> AIM OF THE EXERCISE: Repeat the material below exactly, with no pictures.

> THE INPUT:
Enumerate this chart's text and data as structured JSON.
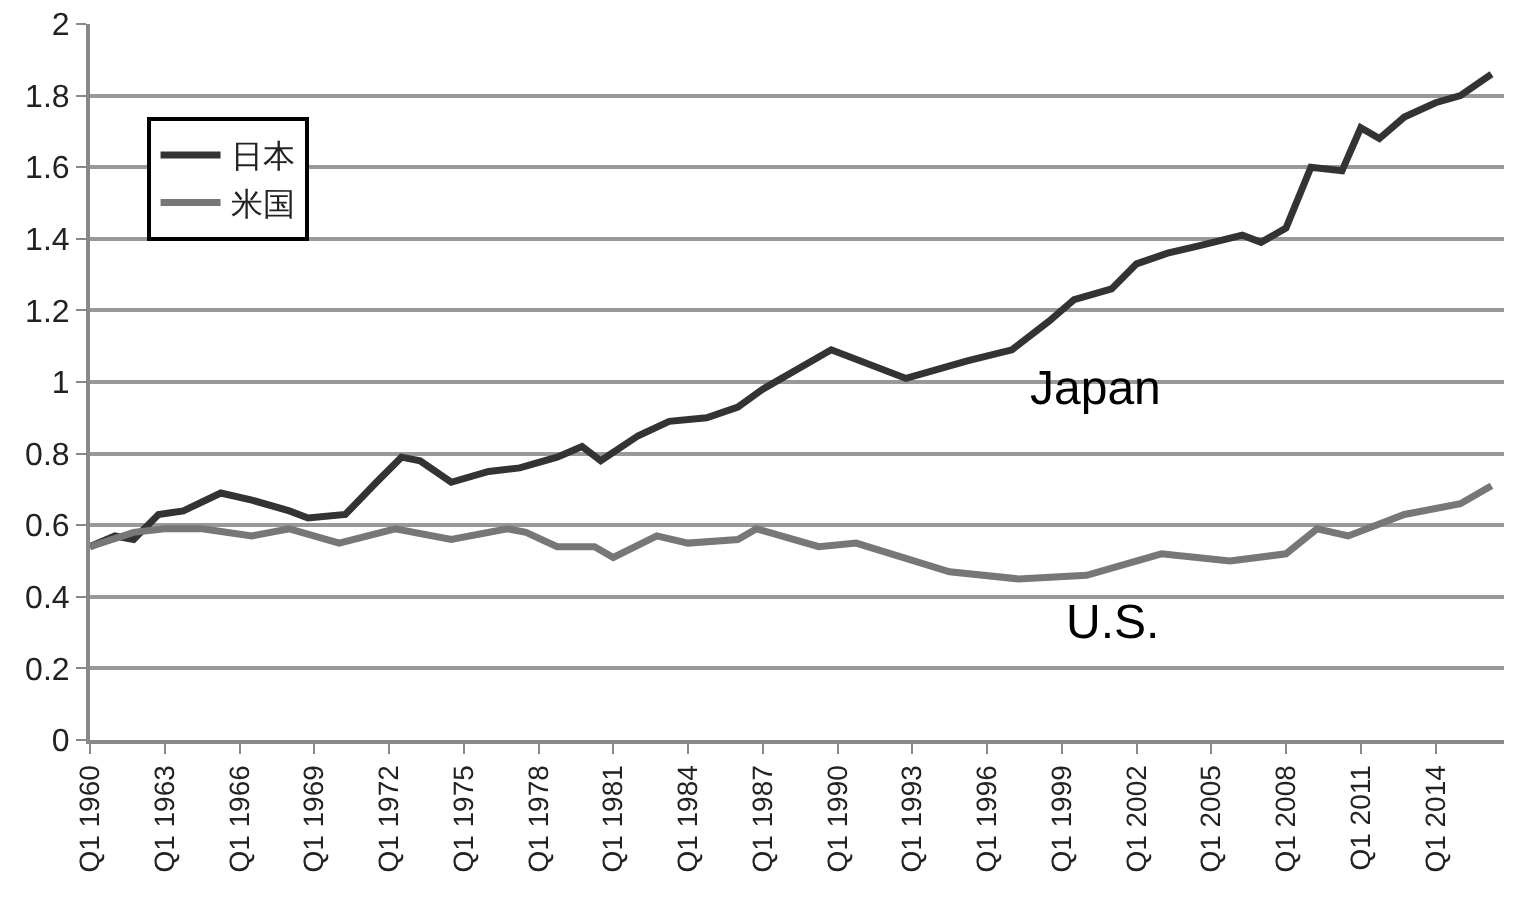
{
  "chart_data": {
    "type": "line",
    "xlim": [
      "1960-01",
      "2016-10"
    ],
    "ylim": [
      0,
      2
    ],
    "yticks": [
      0,
      0.2,
      0.4,
      0.6,
      0.8,
      1,
      1.2,
      1.4,
      1.6,
      1.8,
      2
    ],
    "xticks": [
      {
        "value": "1960-01",
        "label": "Q1 1960"
      },
      {
        "value": "1963-01",
        "label": "Q1 1963"
      },
      {
        "value": "1966-01",
        "label": "Q1 1966"
      },
      {
        "value": "1969-01",
        "label": "Q1 1969"
      },
      {
        "value": "1972-01",
        "label": "Q1 1972"
      },
      {
        "value": "1975-01",
        "label": "Q1 1975"
      },
      {
        "value": "1978-01",
        "label": "Q1 1978"
      },
      {
        "value": "1981-01",
        "label": "Q1 1981"
      },
      {
        "value": "1984-01",
        "label": "Q1 1984"
      },
      {
        "value": "1987-01",
        "label": "Q1 1987"
      },
      {
        "value": "1990-01",
        "label": "Q1 1990"
      },
      {
        "value": "1993-01",
        "label": "Q1 1993"
      },
      {
        "value": "1996-01",
        "label": "Q1 1996"
      },
      {
        "value": "1999-01",
        "label": "Q1 1999"
      },
      {
        "value": "2002-01",
        "label": "Q1 2002"
      },
      {
        "value": "2005-01",
        "label": "Q1 2005"
      },
      {
        "value": "2008-01",
        "label": "Q1 2008"
      },
      {
        "value": "2011-01",
        "label": "Q1 2011"
      },
      {
        "value": "2014-01",
        "label": "Q1 2014"
      }
    ],
    "grid": "y",
    "legend": "top left",
    "marker": "none",
    "line_style": "solid",
    "series": [
      {
        "name": "日本",
        "color": "#333333",
        "x": [
          "1960-01",
          "1961-01",
          "1961-10",
          "1962-10",
          "1963-10",
          "1965-04",
          "1966-07",
          "1968-01",
          "1968-10",
          "1970-04",
          "1971-07",
          "1972-07",
          "1973-04",
          "1974-07",
          "1976-01",
          "1977-04",
          "1978-10",
          "1979-10",
          "1980-07",
          "1982-01",
          "1983-04",
          "1984-10",
          "1986-01",
          "1987-01",
          "1989-10",
          "1992-10",
          "1995-04",
          "1997-01",
          "1998-07",
          "1999-07",
          "2001-01",
          "2002-01",
          "2003-04",
          "2004-07",
          "2006-04",
          "2007-01",
          "2008-01",
          "2009-01",
          "2010-04",
          "2011-01",
          "2011-10",
          "2012-10",
          "2014-01",
          "2015-01",
          "2016-04"
        ],
        "values": [
          0.54,
          0.57,
          0.56,
          0.63,
          0.64,
          0.69,
          0.67,
          0.64,
          0.62,
          0.63,
          0.72,
          0.79,
          0.78,
          0.72,
          0.75,
          0.76,
          0.79,
          0.82,
          0.78,
          0.85,
          0.89,
          0.9,
          0.93,
          0.98,
          1.09,
          1.01,
          1.06,
          1.09,
          1.17,
          1.23,
          1.26,
          1.33,
          1.36,
          1.38,
          1.41,
          1.39,
          1.43,
          1.6,
          1.59,
          1.71,
          1.68,
          1.74,
          1.78,
          1.8,
          1.86
        ]
      },
      {
        "name": "米国",
        "color": "#777777",
        "x": [
          "1960-01",
          "1961-10",
          "1963-01",
          "1964-07",
          "1966-07",
          "1968-01",
          "1970-01",
          "1972-04",
          "1974-07",
          "1976-10",
          "1977-07",
          "1978-10",
          "1980-04",
          "1981-01",
          "1982-10",
          "1984-01",
          "1986-01",
          "1986-10",
          "1989-04",
          "1990-10",
          "1994-07",
          "1997-04",
          "2000-01",
          "2003-01",
          "2005-10",
          "2008-01",
          "2009-04",
          "2010-07",
          "2012-10",
          "2015-01",
          "2016-04"
        ],
        "values": [
          0.54,
          0.58,
          0.59,
          0.59,
          0.57,
          0.59,
          0.55,
          0.59,
          0.56,
          0.59,
          0.58,
          0.54,
          0.54,
          0.51,
          0.57,
          0.55,
          0.56,
          0.59,
          0.54,
          0.55,
          0.47,
          0.45,
          0.46,
          0.52,
          0.5,
          0.52,
          0.59,
          0.57,
          0.63,
          0.66,
          0.71
        ]
      }
    ],
    "annotations": [
      "Japan",
      "U.S."
    ]
  }
}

> RESULT:
Enumerate this chart's text and data as structured JSON.
{
  "chart_data": {
    "type": "line",
    "xlim": [
      "1960-01",
      "2016-10"
    ],
    "ylim": [
      0,
      2
    ],
    "yticks": [
      0,
      0.2,
      0.4,
      0.6,
      0.8,
      1,
      1.2,
      1.4,
      1.6,
      1.8,
      2
    ],
    "xticks": [
      {
        "value": "1960-01",
        "label": "Q1 1960"
      },
      {
        "value": "1963-01",
        "label": "Q1 1963"
      },
      {
        "value": "1966-01",
        "label": "Q1 1966"
      },
      {
        "value": "1969-01",
        "label": "Q1 1969"
      },
      {
        "value": "1972-01",
        "label": "Q1 1972"
      },
      {
        "value": "1975-01",
        "label": "Q1 1975"
      },
      {
        "value": "1978-01",
        "label": "Q1 1978"
      },
      {
        "value": "1981-01",
        "label": "Q1 1981"
      },
      {
        "value": "1984-01",
        "label": "Q1 1984"
      },
      {
        "value": "1987-01",
        "label": "Q1 1987"
      },
      {
        "value": "1990-01",
        "label": "Q1 1990"
      },
      {
        "value": "1993-01",
        "label": "Q1 1993"
      },
      {
        "value": "1996-01",
        "label": "Q1 1996"
      },
      {
        "value": "1999-01",
        "label": "Q1 1999"
      },
      {
        "value": "2002-01",
        "label": "Q1 2002"
      },
      {
        "value": "2005-01",
        "label": "Q1 2005"
      },
      {
        "value": "2008-01",
        "label": "Q1 2008"
      },
      {
        "value": "2011-01",
        "label": "Q1 2011"
      },
      {
        "value": "2014-01",
        "label": "Q1 2014"
      }
    ],
    "grid": "y",
    "legend": "top left",
    "marker": "none",
    "line_style": "solid",
    "series": [
      {
        "name": "日本",
        "color": "#333333",
        "x": [
          "1960-01",
          "1961-01",
          "1961-10",
          "1962-10",
          "1963-10",
          "1965-04",
          "1966-07",
          "1968-01",
          "1968-10",
          "1970-04",
          "1971-07",
          "1972-07",
          "1973-04",
          "1974-07",
          "1976-01",
          "1977-04",
          "1978-10",
          "1979-10",
          "1980-07",
          "1982-01",
          "1983-04",
          "1984-10",
          "1986-01",
          "1987-01",
          "1989-10",
          "1992-10",
          "1995-04",
          "1997-01",
          "1998-07",
          "1999-07",
          "2001-01",
          "2002-01",
          "2003-04",
          "2004-07",
          "2006-04",
          "2007-01",
          "2008-01",
          "2009-01",
          "2010-04",
          "2011-01",
          "2011-10",
          "2012-10",
          "2014-01",
          "2015-01",
          "2016-04"
        ],
        "values": [
          0.54,
          0.57,
          0.56,
          0.63,
          0.64,
          0.69,
          0.67,
          0.64,
          0.62,
          0.63,
          0.72,
          0.79,
          0.78,
          0.72,
          0.75,
          0.76,
          0.79,
          0.82,
          0.78,
          0.85,
          0.89,
          0.9,
          0.93,
          0.98,
          1.09,
          1.01,
          1.06,
          1.09,
          1.17,
          1.23,
          1.26,
          1.33,
          1.36,
          1.38,
          1.41,
          1.39,
          1.43,
          1.6,
          1.59,
          1.71,
          1.68,
          1.74,
          1.78,
          1.8,
          1.86
        ]
      },
      {
        "name": "米国",
        "color": "#777777",
        "x": [
          "1960-01",
          "1961-10",
          "1963-01",
          "1964-07",
          "1966-07",
          "1968-01",
          "1970-01",
          "1972-04",
          "1974-07",
          "1976-10",
          "1977-07",
          "1978-10",
          "1980-04",
          "1981-01",
          "1982-10",
          "1984-01",
          "1986-01",
          "1986-10",
          "1989-04",
          "1990-10",
          "1994-07",
          "1997-04",
          "2000-01",
          "2003-01",
          "2005-10",
          "2008-01",
          "2009-04",
          "2010-07",
          "2012-10",
          "2015-01",
          "2016-04"
        ],
        "values": [
          0.54,
          0.58,
          0.59,
          0.59,
          0.57,
          0.59,
          0.55,
          0.59,
          0.56,
          0.59,
          0.58,
          0.54,
          0.54,
          0.51,
          0.57,
          0.55,
          0.56,
          0.59,
          0.54,
          0.55,
          0.47,
          0.45,
          0.46,
          0.52,
          0.5,
          0.52,
          0.59,
          0.57,
          0.63,
          0.66,
          0.71
        ]
      }
    ],
    "annotations": [
      "Japan",
      "U.S."
    ]
  }
}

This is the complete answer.